WORK REQUIRED » Show every line in the records below that contains the word "fixiores".

[Dataset items]
• • •

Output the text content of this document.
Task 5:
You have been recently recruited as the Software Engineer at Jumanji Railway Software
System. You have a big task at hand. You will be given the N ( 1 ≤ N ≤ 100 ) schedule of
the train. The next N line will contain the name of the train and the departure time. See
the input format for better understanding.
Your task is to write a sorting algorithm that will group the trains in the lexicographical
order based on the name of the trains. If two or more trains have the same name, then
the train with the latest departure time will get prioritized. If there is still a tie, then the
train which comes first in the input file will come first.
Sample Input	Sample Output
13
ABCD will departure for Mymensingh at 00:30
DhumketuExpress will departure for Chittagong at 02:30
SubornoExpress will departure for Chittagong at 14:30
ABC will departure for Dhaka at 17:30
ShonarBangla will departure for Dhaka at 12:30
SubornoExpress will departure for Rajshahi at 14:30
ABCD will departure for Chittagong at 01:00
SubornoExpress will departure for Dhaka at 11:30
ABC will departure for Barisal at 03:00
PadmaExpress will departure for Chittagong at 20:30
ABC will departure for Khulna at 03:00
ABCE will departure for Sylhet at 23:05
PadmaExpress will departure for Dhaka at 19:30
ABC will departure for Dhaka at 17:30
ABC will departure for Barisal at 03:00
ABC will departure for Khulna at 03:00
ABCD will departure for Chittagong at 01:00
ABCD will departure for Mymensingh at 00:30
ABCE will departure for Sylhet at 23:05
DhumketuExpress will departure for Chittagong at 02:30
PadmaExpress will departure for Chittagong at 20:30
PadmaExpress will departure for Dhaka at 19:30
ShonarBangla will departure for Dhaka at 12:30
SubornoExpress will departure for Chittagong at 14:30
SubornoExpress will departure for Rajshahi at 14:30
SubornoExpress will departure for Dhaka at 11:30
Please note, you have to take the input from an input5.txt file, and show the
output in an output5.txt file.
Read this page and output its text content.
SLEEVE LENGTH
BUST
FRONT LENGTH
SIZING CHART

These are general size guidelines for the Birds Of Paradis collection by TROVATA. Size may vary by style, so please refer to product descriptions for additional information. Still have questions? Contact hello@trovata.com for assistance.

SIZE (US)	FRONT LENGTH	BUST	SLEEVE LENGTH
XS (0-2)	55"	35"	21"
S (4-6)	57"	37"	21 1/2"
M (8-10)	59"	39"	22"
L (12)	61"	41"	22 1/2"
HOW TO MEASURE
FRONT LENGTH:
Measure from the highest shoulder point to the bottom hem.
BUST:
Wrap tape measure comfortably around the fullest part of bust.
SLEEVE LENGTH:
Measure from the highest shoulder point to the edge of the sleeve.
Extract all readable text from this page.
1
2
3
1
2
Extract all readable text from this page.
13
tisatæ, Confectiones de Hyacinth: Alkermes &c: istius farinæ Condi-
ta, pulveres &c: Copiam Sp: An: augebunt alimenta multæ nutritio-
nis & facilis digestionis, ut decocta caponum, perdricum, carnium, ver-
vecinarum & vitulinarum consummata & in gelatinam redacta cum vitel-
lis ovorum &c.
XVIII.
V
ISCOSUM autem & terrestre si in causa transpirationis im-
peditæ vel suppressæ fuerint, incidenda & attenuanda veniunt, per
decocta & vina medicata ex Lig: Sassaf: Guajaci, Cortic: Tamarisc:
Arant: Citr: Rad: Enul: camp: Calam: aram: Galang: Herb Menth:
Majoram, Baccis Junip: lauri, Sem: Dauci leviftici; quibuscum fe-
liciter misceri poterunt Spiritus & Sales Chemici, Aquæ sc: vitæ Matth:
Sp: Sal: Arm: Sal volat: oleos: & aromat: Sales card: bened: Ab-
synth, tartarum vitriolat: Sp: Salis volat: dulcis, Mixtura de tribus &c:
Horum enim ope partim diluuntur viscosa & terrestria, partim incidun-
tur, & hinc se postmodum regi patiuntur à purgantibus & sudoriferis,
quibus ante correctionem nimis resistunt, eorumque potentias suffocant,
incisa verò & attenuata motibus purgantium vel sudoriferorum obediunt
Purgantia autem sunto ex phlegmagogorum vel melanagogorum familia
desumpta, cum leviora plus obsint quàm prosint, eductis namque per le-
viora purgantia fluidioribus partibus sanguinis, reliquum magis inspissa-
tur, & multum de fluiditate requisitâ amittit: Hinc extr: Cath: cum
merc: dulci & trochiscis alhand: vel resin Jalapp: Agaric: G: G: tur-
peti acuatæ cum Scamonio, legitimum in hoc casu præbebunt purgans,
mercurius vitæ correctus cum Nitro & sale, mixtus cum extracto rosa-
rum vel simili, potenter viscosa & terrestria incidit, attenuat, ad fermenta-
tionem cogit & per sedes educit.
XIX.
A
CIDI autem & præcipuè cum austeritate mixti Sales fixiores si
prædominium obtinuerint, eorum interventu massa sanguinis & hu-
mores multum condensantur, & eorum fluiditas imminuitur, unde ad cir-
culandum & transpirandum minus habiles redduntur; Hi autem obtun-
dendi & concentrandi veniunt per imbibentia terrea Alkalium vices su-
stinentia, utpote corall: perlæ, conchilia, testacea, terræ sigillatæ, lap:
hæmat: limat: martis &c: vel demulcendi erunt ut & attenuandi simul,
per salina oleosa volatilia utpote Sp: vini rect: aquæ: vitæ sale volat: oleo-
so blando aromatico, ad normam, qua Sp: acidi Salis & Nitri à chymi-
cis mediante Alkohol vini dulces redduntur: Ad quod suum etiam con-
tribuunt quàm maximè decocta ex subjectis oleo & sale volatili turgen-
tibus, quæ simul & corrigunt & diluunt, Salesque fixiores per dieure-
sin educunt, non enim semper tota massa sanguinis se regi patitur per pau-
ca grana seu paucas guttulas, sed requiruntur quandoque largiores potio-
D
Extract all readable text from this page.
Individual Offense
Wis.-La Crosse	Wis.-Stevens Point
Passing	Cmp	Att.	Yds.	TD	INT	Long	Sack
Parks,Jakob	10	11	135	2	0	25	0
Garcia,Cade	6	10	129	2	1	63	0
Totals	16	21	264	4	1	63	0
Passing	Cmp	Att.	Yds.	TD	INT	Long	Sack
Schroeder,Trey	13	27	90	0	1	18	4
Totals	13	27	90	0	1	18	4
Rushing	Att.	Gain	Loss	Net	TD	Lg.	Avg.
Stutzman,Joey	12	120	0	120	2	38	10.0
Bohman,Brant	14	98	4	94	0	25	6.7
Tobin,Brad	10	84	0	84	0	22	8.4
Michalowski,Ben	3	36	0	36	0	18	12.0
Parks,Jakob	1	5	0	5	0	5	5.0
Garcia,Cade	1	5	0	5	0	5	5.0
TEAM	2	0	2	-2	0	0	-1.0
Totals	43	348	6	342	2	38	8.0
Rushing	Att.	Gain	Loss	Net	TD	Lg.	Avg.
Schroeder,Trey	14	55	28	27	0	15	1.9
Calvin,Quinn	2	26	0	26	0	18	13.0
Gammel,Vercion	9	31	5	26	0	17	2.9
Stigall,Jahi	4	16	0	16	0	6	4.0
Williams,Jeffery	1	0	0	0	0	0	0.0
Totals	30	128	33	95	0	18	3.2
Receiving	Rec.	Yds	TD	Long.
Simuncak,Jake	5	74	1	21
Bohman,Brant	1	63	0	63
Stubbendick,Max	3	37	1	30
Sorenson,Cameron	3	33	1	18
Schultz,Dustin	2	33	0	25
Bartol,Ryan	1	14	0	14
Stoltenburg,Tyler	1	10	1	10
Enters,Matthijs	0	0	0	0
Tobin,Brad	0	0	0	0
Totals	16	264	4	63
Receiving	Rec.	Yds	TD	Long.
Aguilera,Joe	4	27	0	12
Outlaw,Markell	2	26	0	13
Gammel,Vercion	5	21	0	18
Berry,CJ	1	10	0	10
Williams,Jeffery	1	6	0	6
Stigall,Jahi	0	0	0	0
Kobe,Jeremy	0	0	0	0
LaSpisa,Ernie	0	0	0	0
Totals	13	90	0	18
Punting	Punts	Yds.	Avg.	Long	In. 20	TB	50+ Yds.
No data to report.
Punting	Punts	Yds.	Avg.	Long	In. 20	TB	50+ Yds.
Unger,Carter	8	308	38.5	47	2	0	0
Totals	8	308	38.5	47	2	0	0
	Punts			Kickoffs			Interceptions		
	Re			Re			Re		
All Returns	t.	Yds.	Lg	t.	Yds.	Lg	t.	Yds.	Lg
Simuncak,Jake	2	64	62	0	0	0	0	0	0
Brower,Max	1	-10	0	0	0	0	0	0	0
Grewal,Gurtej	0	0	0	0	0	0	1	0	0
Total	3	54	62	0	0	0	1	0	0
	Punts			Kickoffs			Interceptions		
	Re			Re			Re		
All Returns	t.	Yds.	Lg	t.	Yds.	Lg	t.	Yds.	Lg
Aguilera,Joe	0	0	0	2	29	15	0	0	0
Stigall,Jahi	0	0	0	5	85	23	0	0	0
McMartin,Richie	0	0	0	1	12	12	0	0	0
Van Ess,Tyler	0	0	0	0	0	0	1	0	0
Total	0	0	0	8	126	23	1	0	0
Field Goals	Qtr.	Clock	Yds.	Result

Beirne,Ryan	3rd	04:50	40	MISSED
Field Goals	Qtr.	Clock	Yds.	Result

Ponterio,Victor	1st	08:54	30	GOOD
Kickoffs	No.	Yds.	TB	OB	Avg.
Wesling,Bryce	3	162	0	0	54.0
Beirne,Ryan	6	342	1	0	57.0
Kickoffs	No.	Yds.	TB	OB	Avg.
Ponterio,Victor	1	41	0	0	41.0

• • •

WORKED SOLUTION »
CIDI autem & præcipuè cum austeritate mixti Sales fixiores si
tibus, quæ simul & corrigunt & diluunt, Salesque fixiores per dieure-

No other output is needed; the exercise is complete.